→ Task objective
Repeat exactly the lines below from the line that contains "Parse this screenshot: output" to the last line, inclusive, without the pictures.
****************
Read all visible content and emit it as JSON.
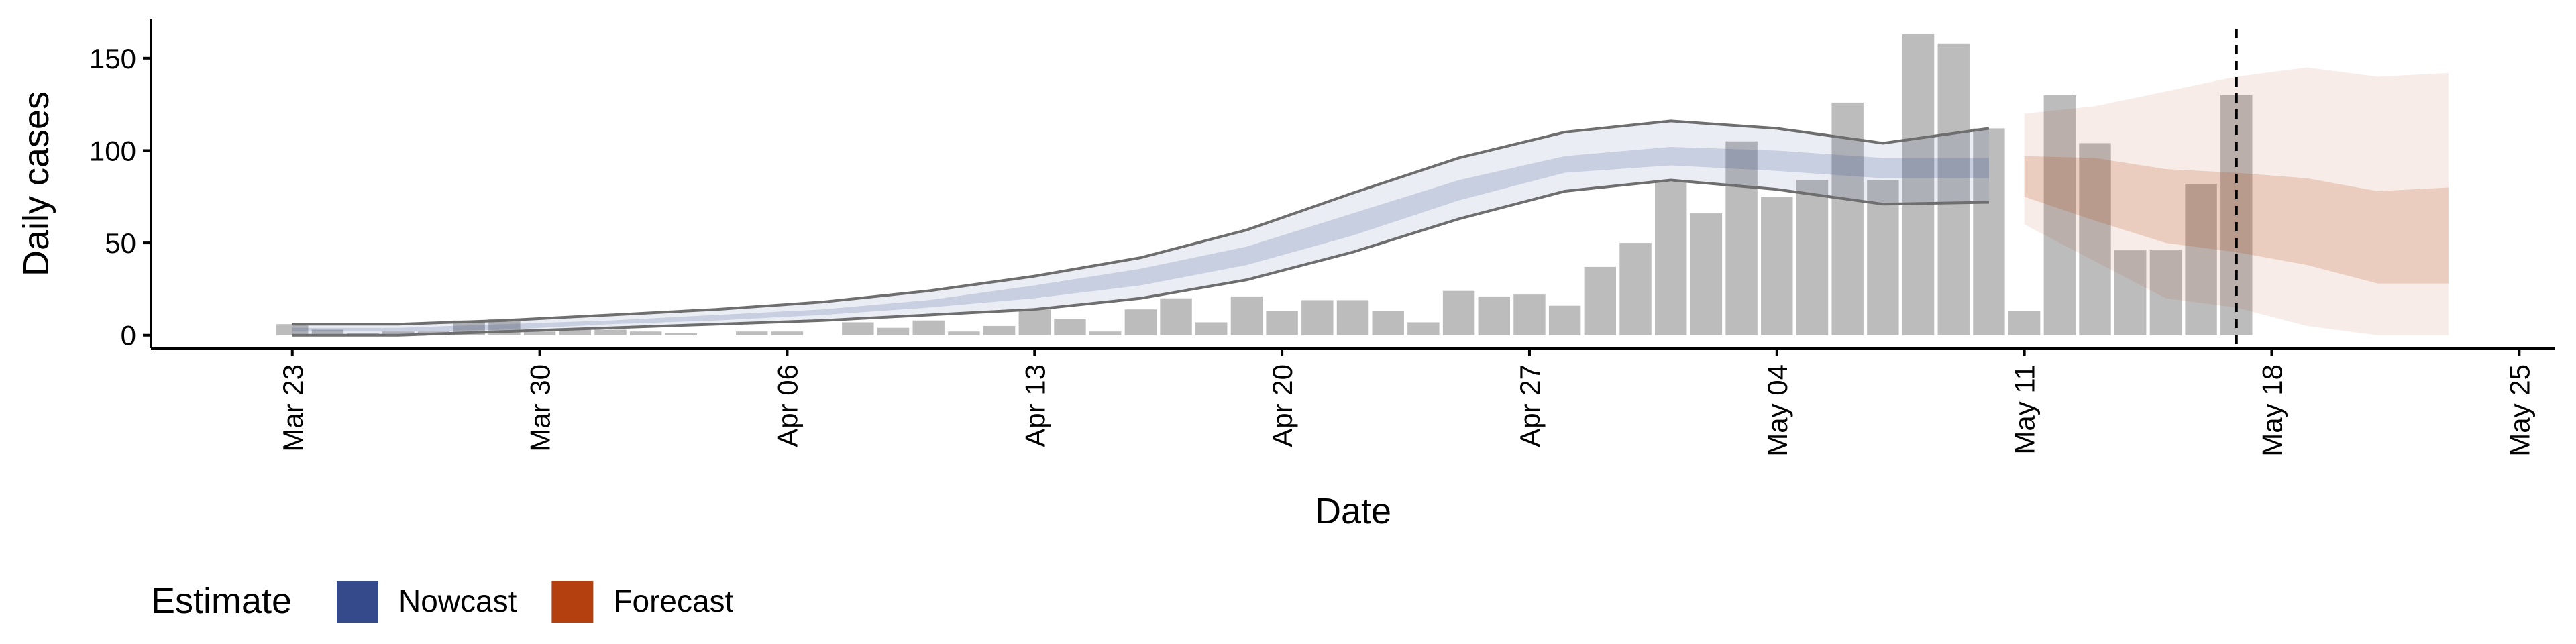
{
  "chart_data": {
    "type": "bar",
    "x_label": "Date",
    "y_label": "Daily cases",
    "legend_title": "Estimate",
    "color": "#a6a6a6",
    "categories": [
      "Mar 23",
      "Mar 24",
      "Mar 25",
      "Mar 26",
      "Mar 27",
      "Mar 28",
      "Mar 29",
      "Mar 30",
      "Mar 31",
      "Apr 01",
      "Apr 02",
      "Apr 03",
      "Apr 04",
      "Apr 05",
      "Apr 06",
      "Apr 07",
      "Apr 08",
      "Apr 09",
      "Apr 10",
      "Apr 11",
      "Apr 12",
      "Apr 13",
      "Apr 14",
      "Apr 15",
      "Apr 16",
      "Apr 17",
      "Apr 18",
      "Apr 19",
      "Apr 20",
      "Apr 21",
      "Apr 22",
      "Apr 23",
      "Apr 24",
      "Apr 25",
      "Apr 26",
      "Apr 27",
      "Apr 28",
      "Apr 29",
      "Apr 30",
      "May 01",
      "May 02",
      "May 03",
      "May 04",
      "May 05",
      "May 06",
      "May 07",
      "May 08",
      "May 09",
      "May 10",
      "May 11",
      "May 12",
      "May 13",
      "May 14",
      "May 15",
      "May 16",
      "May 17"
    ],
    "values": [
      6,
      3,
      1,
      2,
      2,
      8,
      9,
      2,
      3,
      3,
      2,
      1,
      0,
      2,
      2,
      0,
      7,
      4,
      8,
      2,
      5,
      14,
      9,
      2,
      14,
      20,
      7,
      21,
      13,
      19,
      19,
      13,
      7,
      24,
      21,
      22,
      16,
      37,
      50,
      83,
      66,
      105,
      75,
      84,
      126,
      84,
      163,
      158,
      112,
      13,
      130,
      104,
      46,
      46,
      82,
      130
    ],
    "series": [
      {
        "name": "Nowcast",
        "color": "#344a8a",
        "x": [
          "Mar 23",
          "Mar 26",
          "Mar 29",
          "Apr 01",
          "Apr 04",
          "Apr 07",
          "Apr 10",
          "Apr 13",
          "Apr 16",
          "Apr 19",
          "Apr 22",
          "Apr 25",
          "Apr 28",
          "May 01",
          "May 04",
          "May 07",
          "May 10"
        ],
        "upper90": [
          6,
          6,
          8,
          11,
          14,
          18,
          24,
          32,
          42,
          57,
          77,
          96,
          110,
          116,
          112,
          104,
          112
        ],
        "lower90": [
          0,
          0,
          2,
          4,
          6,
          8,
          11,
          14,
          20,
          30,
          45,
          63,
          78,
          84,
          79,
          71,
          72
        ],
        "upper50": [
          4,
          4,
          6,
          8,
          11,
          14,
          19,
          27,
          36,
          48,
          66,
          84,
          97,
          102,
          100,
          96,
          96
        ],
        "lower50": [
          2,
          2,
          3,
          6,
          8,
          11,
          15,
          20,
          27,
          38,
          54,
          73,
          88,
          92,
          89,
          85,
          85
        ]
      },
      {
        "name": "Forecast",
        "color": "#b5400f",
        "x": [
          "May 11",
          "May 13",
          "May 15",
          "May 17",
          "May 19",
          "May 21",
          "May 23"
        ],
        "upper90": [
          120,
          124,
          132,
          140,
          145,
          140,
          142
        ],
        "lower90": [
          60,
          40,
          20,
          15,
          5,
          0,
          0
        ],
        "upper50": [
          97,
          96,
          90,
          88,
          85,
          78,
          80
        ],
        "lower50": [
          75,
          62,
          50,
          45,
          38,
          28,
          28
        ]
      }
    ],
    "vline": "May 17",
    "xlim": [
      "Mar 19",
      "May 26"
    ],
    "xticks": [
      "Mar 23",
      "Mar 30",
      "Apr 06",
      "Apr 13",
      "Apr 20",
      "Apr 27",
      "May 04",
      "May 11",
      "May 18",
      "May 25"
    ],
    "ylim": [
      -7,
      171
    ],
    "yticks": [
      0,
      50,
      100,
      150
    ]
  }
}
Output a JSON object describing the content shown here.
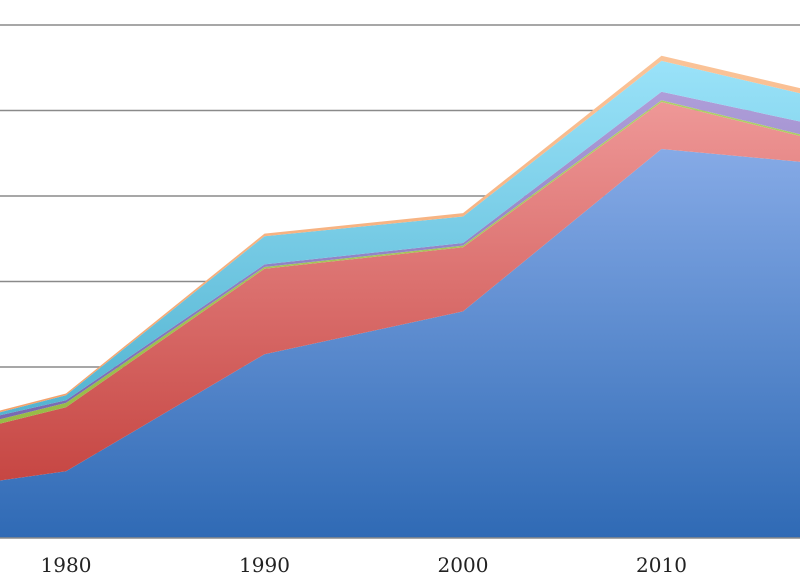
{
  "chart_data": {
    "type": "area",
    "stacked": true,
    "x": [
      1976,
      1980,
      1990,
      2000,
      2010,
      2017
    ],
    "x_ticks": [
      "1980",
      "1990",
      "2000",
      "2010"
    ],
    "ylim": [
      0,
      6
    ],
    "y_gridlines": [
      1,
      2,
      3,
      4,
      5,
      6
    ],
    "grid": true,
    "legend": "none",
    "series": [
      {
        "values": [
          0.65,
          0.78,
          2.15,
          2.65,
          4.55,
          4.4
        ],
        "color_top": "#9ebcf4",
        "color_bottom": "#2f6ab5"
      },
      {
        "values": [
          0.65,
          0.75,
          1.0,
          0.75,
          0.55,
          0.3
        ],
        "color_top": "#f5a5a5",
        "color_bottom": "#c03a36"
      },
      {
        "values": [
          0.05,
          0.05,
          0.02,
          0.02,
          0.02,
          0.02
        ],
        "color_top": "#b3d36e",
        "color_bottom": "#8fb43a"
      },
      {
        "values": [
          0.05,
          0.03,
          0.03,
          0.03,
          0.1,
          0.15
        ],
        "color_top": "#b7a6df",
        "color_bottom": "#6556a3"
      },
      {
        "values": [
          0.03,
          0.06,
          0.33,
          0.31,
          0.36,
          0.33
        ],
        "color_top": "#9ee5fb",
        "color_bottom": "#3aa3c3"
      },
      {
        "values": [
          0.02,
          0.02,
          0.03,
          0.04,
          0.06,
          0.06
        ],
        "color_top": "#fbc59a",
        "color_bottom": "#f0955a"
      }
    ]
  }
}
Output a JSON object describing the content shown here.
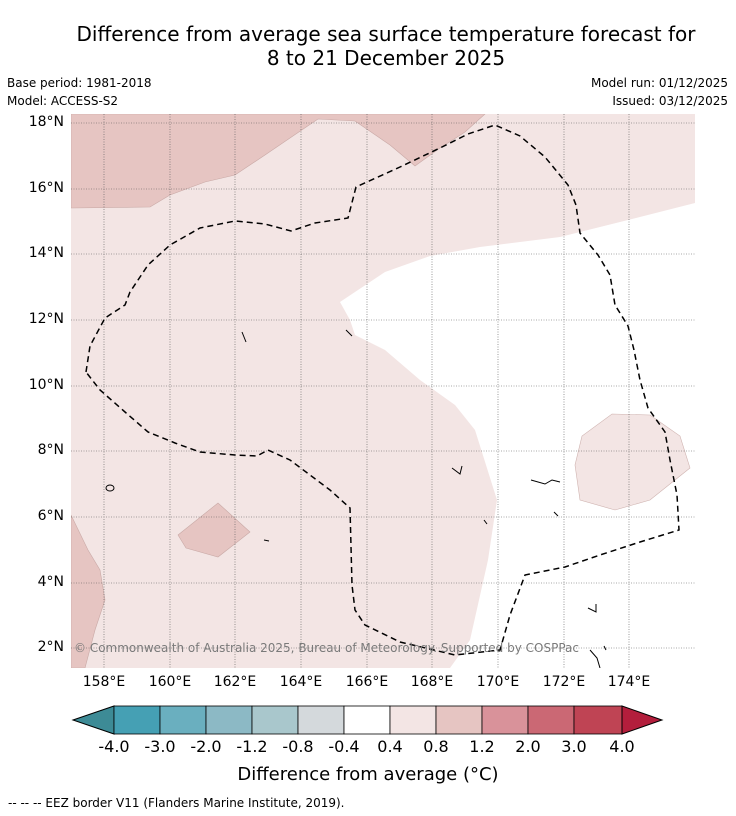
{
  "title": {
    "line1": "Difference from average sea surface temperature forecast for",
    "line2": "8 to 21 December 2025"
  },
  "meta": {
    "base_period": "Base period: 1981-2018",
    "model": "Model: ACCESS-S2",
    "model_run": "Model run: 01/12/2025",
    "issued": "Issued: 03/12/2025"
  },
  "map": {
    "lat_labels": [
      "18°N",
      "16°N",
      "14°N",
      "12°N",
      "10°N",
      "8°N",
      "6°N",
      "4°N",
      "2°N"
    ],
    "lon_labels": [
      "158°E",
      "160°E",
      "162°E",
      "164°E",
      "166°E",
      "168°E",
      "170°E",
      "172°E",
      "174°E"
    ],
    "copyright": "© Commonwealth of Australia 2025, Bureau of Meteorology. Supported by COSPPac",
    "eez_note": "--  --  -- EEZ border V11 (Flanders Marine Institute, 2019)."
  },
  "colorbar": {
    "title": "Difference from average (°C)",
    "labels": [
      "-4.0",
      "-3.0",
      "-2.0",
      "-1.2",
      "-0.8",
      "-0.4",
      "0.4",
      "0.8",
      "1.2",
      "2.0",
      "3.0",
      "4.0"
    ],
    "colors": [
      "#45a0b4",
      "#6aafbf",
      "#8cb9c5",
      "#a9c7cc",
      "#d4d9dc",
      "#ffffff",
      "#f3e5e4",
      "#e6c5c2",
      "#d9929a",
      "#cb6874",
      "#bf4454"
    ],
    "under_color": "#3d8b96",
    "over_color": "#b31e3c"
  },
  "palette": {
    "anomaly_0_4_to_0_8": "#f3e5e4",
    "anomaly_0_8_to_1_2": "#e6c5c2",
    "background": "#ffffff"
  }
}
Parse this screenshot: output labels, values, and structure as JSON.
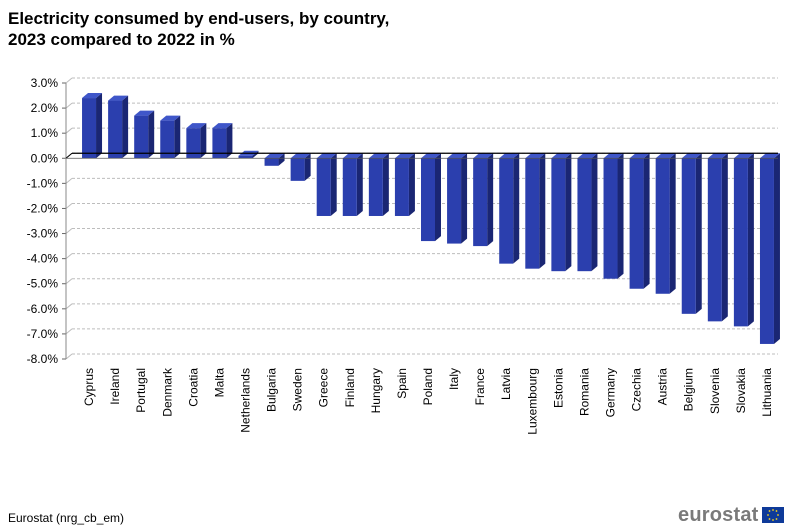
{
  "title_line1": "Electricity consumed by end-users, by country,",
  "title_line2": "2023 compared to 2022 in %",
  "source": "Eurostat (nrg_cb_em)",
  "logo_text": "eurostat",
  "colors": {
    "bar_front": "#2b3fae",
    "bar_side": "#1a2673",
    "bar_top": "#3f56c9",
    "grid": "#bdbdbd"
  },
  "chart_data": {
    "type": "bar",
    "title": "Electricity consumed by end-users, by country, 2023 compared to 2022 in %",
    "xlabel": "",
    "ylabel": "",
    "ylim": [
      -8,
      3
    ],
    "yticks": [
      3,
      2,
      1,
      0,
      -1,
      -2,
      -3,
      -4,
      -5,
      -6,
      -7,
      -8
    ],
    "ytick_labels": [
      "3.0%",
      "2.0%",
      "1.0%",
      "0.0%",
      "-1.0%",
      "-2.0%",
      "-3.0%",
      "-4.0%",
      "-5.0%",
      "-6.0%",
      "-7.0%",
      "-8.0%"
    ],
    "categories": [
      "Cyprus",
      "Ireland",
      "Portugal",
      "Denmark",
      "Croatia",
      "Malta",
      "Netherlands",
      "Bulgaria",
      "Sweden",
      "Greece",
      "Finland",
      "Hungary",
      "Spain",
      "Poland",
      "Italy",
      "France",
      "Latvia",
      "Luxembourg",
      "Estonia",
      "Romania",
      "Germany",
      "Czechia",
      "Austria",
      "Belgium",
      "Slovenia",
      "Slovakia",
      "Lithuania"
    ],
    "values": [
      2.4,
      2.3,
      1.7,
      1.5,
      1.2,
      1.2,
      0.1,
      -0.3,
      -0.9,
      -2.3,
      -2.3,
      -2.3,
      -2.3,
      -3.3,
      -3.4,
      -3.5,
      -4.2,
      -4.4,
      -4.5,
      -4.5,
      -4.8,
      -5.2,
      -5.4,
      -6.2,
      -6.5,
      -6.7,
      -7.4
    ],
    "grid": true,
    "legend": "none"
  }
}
****************
→ Full response
Parse this screenshot: output labels, values, and structure as JSON.
{
  "title_line1": "Electricity consumed by end-users, by country,",
  "title_line2": "2023 compared to 2022 in %",
  "source": "Eurostat (nrg_cb_em)",
  "logo_text": "eurostat",
  "colors": {
    "bar_front": "#2b3fae",
    "bar_side": "#1a2673",
    "bar_top": "#3f56c9",
    "grid": "#bdbdbd"
  },
  "chart_data": {
    "type": "bar",
    "title": "Electricity consumed by end-users, by country, 2023 compared to 2022 in %",
    "xlabel": "",
    "ylabel": "",
    "ylim": [
      -8,
      3
    ],
    "yticks": [
      3,
      2,
      1,
      0,
      -1,
      -2,
      -3,
      -4,
      -5,
      -6,
      -7,
      -8
    ],
    "ytick_labels": [
      "3.0%",
      "2.0%",
      "1.0%",
      "0.0%",
      "-1.0%",
      "-2.0%",
      "-3.0%",
      "-4.0%",
      "-5.0%",
      "-6.0%",
      "-7.0%",
      "-8.0%"
    ],
    "categories": [
      "Cyprus",
      "Ireland",
      "Portugal",
      "Denmark",
      "Croatia",
      "Malta",
      "Netherlands",
      "Bulgaria",
      "Sweden",
      "Greece",
      "Finland",
      "Hungary",
      "Spain",
      "Poland",
      "Italy",
      "France",
      "Latvia",
      "Luxembourg",
      "Estonia",
      "Romania",
      "Germany",
      "Czechia",
      "Austria",
      "Belgium",
      "Slovenia",
      "Slovakia",
      "Lithuania"
    ],
    "values": [
      2.4,
      2.3,
      1.7,
      1.5,
      1.2,
      1.2,
      0.1,
      -0.3,
      -0.9,
      -2.3,
      -2.3,
      -2.3,
      -2.3,
      -3.3,
      -3.4,
      -3.5,
      -4.2,
      -4.4,
      -4.5,
      -4.5,
      -4.8,
      -5.2,
      -5.4,
      -6.2,
      -6.5,
      -6.7,
      -7.4
    ],
    "grid": true,
    "legend": "none"
  }
}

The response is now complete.